* **Exercise objective**
For each line below that includes the word "LIMOGES", make a copy.

=== Data to use ===

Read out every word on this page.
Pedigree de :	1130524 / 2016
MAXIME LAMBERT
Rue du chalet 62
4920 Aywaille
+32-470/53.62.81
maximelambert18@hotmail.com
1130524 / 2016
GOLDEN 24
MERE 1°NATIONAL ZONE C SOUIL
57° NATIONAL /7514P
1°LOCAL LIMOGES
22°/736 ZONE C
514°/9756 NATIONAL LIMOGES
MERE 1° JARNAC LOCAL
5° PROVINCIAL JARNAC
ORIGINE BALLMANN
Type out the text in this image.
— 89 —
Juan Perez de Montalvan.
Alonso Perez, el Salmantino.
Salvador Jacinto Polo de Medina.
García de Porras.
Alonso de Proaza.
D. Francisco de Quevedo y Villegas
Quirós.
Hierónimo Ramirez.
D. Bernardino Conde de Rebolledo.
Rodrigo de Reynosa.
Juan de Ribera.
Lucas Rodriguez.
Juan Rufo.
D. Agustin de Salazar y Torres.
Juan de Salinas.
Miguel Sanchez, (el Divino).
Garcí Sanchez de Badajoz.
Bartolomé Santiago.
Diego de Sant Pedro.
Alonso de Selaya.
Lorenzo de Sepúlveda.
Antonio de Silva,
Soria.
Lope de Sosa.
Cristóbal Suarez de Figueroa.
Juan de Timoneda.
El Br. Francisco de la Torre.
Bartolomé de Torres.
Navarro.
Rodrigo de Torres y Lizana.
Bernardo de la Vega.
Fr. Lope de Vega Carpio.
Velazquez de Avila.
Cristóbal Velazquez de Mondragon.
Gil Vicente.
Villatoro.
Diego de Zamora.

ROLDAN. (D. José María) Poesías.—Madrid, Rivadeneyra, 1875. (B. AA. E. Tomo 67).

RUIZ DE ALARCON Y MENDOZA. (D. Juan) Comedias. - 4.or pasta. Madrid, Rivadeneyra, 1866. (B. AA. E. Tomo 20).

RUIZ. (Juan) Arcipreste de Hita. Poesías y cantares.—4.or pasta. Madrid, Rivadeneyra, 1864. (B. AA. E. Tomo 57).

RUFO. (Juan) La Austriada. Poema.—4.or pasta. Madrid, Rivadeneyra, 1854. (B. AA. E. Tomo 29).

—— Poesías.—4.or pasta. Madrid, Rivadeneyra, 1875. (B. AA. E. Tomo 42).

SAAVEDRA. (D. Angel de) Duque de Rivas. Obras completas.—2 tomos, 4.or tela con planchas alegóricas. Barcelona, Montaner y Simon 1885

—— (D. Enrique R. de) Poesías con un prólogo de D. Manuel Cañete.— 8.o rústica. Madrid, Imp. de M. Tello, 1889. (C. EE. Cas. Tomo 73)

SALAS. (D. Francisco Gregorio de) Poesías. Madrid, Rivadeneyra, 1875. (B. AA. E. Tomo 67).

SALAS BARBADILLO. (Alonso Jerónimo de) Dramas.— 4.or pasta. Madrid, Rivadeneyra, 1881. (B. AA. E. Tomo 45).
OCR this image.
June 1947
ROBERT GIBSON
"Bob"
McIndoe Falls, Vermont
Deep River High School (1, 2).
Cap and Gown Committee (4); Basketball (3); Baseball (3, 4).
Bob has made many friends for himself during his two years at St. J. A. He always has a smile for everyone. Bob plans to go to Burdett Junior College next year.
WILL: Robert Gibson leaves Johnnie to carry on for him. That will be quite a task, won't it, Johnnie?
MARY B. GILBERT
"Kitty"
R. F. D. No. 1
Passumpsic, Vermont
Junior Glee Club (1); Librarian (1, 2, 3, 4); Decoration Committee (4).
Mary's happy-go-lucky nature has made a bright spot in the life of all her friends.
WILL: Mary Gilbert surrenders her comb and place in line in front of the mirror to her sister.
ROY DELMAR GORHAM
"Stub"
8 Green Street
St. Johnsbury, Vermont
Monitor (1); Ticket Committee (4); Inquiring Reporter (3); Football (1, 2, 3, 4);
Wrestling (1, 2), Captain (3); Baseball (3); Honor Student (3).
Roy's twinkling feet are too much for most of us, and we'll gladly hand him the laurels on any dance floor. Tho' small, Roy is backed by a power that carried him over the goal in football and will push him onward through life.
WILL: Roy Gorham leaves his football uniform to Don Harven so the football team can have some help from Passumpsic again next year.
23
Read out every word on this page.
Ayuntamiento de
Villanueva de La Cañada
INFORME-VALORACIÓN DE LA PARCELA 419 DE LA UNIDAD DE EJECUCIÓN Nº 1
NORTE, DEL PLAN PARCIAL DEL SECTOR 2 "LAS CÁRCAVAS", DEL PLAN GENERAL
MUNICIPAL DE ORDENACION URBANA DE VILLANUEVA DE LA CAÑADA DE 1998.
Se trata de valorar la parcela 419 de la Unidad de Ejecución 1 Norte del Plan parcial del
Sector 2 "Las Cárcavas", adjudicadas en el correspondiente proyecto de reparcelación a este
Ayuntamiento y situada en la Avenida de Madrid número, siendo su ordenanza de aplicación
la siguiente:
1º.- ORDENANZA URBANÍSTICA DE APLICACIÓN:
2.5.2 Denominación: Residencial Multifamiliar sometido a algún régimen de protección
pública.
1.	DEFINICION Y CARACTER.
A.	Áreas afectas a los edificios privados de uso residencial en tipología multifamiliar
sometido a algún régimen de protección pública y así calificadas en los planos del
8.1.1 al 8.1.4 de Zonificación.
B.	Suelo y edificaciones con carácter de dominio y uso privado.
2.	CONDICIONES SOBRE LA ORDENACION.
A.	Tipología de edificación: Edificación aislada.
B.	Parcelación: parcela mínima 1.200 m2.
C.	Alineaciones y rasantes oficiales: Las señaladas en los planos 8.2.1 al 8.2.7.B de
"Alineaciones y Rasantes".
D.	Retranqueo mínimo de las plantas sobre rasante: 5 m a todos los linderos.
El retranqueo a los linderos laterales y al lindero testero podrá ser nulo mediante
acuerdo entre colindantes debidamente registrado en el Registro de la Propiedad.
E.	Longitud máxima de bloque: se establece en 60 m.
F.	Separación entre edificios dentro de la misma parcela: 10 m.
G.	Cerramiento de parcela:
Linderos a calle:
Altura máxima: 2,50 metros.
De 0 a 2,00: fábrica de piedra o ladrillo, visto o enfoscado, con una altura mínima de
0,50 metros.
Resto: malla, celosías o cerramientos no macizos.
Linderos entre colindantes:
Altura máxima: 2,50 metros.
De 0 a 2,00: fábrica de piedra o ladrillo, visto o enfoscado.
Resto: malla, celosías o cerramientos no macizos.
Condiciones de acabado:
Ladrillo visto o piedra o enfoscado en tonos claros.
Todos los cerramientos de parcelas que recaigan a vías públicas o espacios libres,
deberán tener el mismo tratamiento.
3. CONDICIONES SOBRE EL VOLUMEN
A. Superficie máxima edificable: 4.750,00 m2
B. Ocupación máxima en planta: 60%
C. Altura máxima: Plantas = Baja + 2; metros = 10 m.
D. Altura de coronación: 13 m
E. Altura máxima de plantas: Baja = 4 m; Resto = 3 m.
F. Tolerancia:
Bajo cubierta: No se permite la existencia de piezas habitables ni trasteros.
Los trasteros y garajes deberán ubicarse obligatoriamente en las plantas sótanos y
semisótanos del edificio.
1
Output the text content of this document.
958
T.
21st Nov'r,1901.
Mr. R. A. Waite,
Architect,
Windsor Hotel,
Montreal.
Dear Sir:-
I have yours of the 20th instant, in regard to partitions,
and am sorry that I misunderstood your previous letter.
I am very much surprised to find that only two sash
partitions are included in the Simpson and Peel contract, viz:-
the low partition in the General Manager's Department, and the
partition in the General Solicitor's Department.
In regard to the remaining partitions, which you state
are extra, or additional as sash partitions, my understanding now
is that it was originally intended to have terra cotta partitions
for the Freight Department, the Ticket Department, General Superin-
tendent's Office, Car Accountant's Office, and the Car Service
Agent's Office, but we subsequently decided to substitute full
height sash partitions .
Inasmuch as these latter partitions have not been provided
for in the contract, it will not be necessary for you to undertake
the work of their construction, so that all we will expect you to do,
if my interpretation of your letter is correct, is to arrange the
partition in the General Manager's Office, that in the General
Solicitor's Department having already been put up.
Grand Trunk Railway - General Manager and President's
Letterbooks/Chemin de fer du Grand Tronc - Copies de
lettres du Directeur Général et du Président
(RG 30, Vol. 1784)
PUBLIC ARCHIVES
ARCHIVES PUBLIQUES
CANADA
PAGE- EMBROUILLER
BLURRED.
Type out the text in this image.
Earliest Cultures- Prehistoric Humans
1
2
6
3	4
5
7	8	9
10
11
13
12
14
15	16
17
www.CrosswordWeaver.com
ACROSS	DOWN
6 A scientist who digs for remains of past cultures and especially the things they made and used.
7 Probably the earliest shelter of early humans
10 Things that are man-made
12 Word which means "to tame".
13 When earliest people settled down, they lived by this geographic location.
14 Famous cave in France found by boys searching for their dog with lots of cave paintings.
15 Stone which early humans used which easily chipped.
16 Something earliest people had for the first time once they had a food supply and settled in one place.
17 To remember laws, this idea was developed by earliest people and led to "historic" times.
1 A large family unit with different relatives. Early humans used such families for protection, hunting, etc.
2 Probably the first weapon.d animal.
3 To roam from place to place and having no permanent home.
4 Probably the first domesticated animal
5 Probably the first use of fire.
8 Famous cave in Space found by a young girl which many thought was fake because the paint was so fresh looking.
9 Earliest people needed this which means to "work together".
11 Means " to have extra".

===

* **Answer to the task**
1°LOCAL LIMOGES
514°/9756 NATIONAL LIMOGES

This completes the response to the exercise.